§ Problem description: Scan the records below for lines with the word "rodziców", then state how many you find and nothing else.

Extracted data entries:
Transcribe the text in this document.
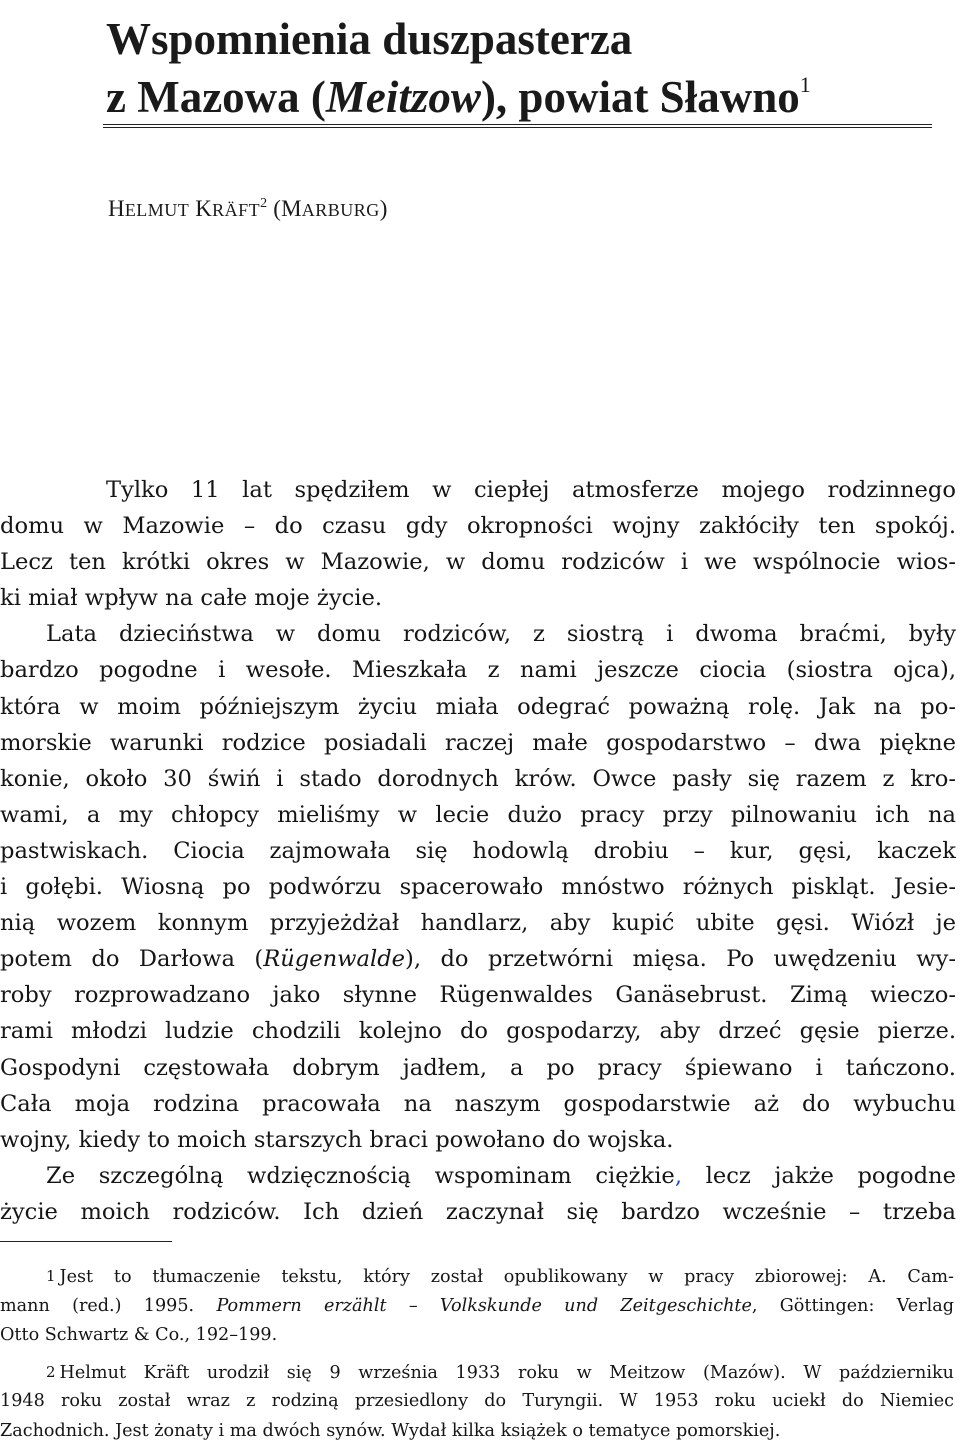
Wspomnienia duszpasterza
z Mazowa (Meitzow), powiat Sławno$^1$
HELMUT KRÄFT$^2$ (MARBURG)
Tylko 11 lat spędziłem w ciepłej atmosferze mojego rodzinnego
domu w Mazowie – do czasu gdy okropności wojny zakłóciły ten spokój.
Lecz ten krótki okres w Mazowie, w domu rodziców i we wspólnocie wios-
ki miał wpływ na całe moje życie.
Lata dzieciństwa w domu rodziców, z siostrą i dwoma braćmi, były
bardzo pogodne i wesołe. Mieszkała z nami jeszcze ciocia (siostra ojca),
która w moim późniejszym życiu miała odegrać poważną rolę. Jak na po-
morskie warunki rodzice posiadali raczej małe gospodarstwo – dwa piękne
konie, około 30 świń i stado dorodnych krów. Owce pasły się razem z kro-
wami, a my chłopcy mieliśmy w lecie dużo pracy przy pilnowaniu ich na
pastwiskach. Ciocia zajmowała się hodowlą drobiu – kur, gęsi, kaczek
i gołębi. Wiosną po podwórzu spacerowało mnóstwo różnych piskląt. Jesie-
nią wozem konnym przyjeżdżał handlarz, aby kupić ubite gęsi. Wiózł je
potem do Darłowa (Rügenwalde), do przetwórni mięsa. Po uwędzeniu wy-
roby rozprowadzano jako słynne Rügenwaldes Ganäsebrust. Zimą wieczo-
rami młodzi ludzie chodzili kolejno do gospodarzy, aby drzeć gęsie pierze.
Gospodyni częstowała dobrym jadłem, a po pracy śpiewano i tańczono.
Cała moja rodzina pracowała na naszym gospodarstwie aż do wybuchu
wojny, kiedy to moich starszych braci powołano do wojska.
Ze szczególną wdzięcznością wspominam ciężkie, lecz jakże pogodne
życie moich rodziców. Ich dzień zaczynał się bardzo wcześnie – trzeba
1 Jest to tłumaczenie tekstu, który został opublikowany w pracy zbiorowej: A. Cam-
mann (red.) 1995. Pommern erzählt – Volkskunde und Zeitgeschichte, Göttingen: Verlag
Otto Schwartz & Co., 192–199.
2 Helmut Kräft urodził się 9 września 1933 roku w Meitzow (Mazów). W październiku
1948 roku został wraz z rodziną przesiedlony do Turyngii. W 1953 roku uciekł do Niemiec
Zachodnich. Jest żonaty i ma dwóch synów. Wydał kilka książek o tematyce pomorskiej.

§ Result for this task: 3